2010-02-10

遂に輪郭が見えた! ~Joseph Nothing体感試聴会レビュー~ このエントリーを含むはてなブックマーク 

私がジョセフさんの音楽に出会ったのは6~7年前ぐらい。一番最初に聴いた2枚のアルバム「Dummy Variation」「Dreamland Idle Orchestra」は、私のイマジネーションをどこまでも開放してくれるものだった。
ファンタジックな旋律は未知の世界へ一気に意識を開き、その一方でポップなメロディは心を惹きつけてやまず。このぐしゃむしゃな世界の中で、軋轢や葛藤込みで生きている”生”な感触。天と地、聖と俗、美と醜…、相反するあらゆるものをいっしょくたにした土壌に足をつっこみながら、果てない宇宙を仰ぎみるような音楽。私は一聴ですぐにジョセフさんのファンになった。

* _指示 1_
データ欄の項目を、最初の行から「- legend-swatch-5h: [718, 154, 726, 163]」を含む行まで、両端の行も含めてそのまま書き写してください。

* _利用可能なデータ_
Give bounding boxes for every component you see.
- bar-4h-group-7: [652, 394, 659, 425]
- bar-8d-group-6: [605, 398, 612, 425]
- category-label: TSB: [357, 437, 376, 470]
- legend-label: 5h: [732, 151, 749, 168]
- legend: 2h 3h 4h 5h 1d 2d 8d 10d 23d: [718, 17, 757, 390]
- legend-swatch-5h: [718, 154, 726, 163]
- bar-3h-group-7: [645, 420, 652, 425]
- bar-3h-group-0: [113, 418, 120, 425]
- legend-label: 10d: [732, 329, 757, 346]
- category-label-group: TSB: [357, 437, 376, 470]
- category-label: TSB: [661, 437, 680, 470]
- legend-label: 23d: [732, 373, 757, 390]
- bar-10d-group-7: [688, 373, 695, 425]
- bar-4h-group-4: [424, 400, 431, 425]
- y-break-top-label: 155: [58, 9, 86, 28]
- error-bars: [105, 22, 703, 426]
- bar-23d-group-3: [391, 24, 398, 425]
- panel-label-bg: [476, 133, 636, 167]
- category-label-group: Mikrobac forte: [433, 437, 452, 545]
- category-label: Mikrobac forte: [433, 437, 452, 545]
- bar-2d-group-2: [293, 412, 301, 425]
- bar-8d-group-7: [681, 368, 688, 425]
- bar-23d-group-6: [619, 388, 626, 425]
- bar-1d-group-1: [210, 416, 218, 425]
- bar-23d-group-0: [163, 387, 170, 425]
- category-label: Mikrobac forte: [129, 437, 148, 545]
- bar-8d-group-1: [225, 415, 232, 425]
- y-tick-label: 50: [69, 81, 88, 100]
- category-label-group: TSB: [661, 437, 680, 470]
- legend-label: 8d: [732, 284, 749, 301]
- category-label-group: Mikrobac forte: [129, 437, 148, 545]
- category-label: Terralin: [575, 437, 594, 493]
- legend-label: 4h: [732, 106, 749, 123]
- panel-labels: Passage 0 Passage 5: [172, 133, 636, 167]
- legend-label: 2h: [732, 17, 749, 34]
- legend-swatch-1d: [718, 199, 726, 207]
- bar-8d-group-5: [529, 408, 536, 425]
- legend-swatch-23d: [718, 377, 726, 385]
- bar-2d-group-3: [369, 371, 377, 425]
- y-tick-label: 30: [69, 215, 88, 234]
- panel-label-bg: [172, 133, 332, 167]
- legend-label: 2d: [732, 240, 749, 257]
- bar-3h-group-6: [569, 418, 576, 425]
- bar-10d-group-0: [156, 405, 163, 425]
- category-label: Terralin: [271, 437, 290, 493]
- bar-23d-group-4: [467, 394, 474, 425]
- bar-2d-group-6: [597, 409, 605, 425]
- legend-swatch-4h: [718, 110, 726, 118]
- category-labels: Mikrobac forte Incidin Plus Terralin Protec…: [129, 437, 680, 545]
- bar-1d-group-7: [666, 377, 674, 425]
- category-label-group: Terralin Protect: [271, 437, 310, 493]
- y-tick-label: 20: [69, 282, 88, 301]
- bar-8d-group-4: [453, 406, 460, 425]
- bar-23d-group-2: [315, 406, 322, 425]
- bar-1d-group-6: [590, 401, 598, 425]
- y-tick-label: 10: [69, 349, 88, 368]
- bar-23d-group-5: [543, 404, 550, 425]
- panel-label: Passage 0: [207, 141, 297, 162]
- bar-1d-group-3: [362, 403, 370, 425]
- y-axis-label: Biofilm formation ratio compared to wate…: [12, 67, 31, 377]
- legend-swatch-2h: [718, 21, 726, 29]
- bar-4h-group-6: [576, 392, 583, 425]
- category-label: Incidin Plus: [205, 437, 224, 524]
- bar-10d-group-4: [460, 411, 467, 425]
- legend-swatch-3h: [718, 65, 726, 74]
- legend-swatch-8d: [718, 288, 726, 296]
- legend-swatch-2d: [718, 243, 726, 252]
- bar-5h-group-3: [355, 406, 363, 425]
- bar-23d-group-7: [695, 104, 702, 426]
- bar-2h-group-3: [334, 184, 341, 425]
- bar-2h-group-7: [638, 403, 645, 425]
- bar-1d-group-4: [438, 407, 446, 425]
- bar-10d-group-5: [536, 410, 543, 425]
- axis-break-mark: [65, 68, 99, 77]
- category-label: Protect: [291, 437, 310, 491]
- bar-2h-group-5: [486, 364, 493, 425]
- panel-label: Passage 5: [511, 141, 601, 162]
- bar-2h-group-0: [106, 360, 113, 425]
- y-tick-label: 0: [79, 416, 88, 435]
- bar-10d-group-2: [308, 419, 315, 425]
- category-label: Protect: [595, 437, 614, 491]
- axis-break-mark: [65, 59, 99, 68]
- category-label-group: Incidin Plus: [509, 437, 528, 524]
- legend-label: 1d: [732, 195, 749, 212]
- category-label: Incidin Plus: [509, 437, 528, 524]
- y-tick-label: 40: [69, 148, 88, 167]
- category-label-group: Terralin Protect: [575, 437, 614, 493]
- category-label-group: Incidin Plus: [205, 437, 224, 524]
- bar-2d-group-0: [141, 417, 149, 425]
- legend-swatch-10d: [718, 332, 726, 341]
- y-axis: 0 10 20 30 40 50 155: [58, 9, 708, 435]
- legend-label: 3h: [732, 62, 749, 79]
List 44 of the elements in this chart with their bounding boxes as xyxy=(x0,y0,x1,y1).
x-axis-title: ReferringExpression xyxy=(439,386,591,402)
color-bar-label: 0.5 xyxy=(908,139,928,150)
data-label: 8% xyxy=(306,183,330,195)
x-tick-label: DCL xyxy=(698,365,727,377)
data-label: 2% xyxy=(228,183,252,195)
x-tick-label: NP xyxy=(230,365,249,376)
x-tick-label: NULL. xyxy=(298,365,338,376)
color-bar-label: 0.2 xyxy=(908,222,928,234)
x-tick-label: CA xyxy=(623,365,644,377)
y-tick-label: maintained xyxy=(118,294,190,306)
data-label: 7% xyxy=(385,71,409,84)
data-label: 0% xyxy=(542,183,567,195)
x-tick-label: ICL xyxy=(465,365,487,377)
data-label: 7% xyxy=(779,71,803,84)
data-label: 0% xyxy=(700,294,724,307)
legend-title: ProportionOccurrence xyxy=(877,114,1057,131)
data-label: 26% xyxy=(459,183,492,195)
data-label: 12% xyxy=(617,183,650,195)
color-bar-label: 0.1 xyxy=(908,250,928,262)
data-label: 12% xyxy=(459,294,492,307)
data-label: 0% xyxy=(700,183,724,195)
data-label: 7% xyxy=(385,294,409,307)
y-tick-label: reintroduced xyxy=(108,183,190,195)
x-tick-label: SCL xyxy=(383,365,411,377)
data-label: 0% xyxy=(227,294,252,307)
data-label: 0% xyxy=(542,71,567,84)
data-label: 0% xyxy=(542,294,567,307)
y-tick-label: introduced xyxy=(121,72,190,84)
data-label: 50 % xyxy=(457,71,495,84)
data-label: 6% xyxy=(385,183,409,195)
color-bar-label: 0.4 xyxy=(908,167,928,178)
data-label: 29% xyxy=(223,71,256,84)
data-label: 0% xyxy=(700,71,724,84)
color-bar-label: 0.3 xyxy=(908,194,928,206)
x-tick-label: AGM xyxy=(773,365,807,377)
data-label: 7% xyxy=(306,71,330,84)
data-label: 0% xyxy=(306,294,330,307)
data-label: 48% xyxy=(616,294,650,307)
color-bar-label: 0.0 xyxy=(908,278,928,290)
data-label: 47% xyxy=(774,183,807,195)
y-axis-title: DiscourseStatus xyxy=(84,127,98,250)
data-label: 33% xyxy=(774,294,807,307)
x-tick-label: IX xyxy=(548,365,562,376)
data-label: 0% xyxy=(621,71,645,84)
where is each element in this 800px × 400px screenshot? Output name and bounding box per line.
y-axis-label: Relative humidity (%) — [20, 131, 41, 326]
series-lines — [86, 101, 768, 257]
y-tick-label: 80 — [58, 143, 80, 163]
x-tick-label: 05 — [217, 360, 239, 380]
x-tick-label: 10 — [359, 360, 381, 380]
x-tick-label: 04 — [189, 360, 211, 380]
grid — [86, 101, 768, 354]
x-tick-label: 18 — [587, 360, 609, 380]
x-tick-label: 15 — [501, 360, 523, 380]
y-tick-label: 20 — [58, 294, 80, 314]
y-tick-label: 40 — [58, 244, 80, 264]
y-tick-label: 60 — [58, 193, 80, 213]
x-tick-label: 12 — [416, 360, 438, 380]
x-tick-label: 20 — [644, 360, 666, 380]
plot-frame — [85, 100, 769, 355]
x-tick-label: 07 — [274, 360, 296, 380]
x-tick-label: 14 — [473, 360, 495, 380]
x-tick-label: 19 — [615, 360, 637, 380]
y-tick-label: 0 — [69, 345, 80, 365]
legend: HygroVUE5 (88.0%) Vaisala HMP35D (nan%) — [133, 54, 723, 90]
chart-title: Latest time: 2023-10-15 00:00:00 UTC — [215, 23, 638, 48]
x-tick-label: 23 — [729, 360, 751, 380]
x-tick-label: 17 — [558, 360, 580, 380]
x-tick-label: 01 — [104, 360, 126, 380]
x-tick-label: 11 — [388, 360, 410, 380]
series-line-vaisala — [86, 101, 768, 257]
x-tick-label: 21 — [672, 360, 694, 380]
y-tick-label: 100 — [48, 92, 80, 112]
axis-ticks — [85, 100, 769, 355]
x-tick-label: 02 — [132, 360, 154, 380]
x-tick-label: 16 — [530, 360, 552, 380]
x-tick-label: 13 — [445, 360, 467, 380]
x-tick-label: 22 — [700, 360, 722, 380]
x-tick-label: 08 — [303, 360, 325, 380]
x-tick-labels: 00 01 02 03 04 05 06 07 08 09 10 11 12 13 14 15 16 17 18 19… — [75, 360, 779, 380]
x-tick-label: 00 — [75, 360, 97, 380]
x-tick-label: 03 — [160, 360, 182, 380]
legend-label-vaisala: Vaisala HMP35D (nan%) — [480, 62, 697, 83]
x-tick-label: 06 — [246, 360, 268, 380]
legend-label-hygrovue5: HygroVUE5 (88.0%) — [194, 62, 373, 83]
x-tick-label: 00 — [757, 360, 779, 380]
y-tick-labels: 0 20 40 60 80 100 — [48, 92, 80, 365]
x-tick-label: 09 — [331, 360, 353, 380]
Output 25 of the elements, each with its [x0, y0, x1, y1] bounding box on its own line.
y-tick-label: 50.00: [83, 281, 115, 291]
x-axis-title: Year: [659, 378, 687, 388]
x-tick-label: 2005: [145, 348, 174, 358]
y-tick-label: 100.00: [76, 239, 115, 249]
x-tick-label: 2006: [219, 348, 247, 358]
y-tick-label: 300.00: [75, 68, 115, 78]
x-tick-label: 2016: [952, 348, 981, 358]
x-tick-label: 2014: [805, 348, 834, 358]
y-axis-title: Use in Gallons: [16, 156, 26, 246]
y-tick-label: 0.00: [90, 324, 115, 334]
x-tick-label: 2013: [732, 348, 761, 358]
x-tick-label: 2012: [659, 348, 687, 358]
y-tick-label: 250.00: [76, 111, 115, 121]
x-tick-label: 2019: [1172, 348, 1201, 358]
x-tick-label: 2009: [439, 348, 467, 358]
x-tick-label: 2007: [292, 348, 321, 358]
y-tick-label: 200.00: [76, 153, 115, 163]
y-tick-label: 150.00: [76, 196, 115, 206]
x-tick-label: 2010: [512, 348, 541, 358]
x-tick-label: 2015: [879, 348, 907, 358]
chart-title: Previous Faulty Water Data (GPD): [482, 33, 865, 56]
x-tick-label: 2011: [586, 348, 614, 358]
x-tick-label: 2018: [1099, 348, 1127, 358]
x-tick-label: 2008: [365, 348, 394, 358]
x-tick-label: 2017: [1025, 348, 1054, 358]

* _指示 2_
本文によると、筆者が一番最初に聴いたジョセフさんの2枚のアルバムは何ですか。

* _回答 1_
Give bounding boxes for every component you see.
- bar-4h-group-7: [652, 394, 659, 425]
- bar-8d-group-6: [605, 398, 612, 425]
- category-label: TSB: [357, 437, 376, 470]
- legend-label: 5h: [732, 151, 749, 168]
- legend: 2h 3h 4h 5h 1d 2d 8d 10d 23d: [718, 17, 757, 390]
- legend-swatch-5h: [718, 154, 726, 163]

* _回答 2_
「Dummy Variation」と「Dreamland Idle Orchestra」です。